**Problem to solve:** Quote all entries exactly, leaving pictures aside.

(Stored records)
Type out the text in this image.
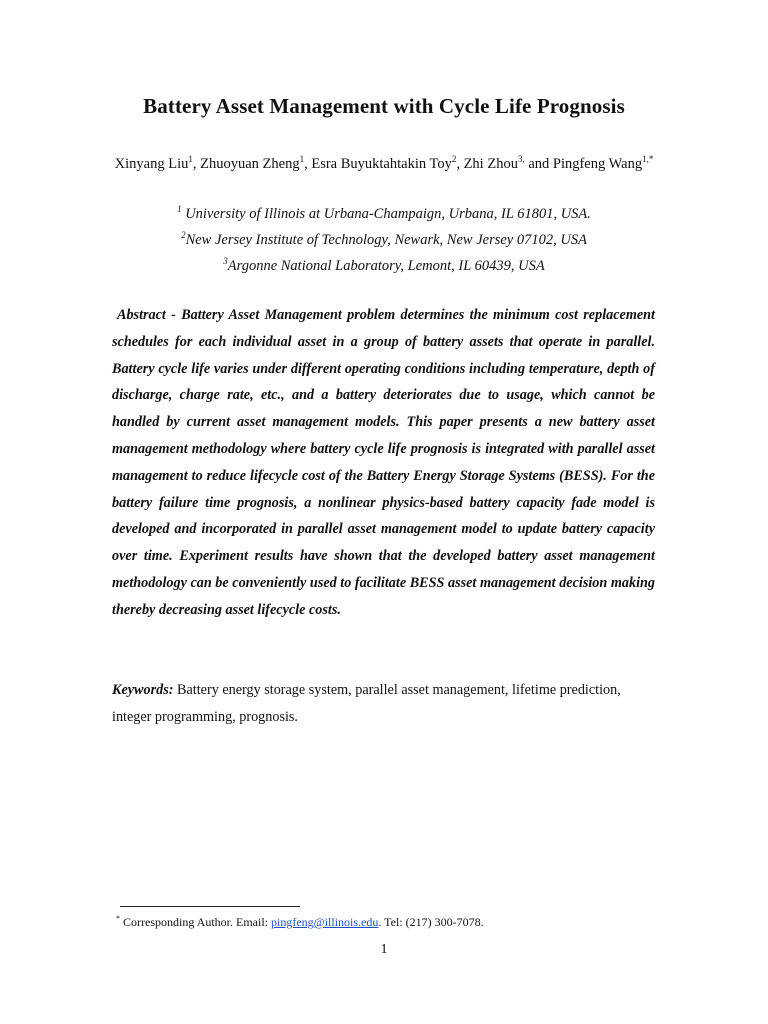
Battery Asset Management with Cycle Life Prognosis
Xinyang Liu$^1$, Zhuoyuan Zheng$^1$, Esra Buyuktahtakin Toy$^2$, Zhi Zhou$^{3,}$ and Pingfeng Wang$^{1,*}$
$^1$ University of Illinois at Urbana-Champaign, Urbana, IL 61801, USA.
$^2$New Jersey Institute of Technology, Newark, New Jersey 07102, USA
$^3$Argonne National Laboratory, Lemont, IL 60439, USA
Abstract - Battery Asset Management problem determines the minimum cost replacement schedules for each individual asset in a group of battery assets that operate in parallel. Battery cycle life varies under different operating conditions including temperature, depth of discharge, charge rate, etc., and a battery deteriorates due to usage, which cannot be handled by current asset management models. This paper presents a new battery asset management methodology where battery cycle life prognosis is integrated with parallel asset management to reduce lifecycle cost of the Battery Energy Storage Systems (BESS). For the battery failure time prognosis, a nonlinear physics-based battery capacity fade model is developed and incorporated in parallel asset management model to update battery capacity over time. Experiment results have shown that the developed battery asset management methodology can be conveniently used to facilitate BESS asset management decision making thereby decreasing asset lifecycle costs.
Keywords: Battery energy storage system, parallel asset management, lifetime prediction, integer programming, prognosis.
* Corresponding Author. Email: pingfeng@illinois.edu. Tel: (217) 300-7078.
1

**Output for this exercise:**
Type out the text in this image.
Battery Asset Management with Cycle Life Prognosis
Xinyang Liu$^1$, Zhuoyuan Zheng$^1$, Esra Buyuktahtakin Toy$^2$, Zhi Zhou$^{3,}$ and Pingfeng Wang$^{1,*}$
$^1$ University of Illinois at Urbana-Champaign, Urbana, IL 61801, USA.
$^2$New Jersey Institute of Technology, Newark, New Jersey 07102, USA
$^3$Argonne National Laboratory, Lemont, IL 60439, USA
Abstract - Battery Asset Management problem determines the minimum cost replacement schedules for each individual asset in a group of battery assets that operate in parallel. Battery cycle life varies under different operating conditions including temperature, depth of discharge, charge rate, etc., and a battery deteriorates due to usage, which cannot be handled by current asset management models. This paper presents a new battery asset management methodology where battery cycle life prognosis is integrated with parallel asset management to reduce lifecycle cost of the Battery Energy Storage Systems (BESS). For the battery failure time prognosis, a nonlinear physics-based battery capacity fade model is developed and incorporated in parallel asset management model to update battery capacity over time. Experiment results have shown that the developed battery asset management methodology can be conveniently used to facilitate BESS asset management decision making thereby decreasing asset lifecycle costs.
Keywords: Battery energy storage system, parallel asset management, lifetime prediction, integer programming, prognosis.
* Corresponding Author. Email: pingfeng@illinois.edu. Tel: (217) 300-7078.
1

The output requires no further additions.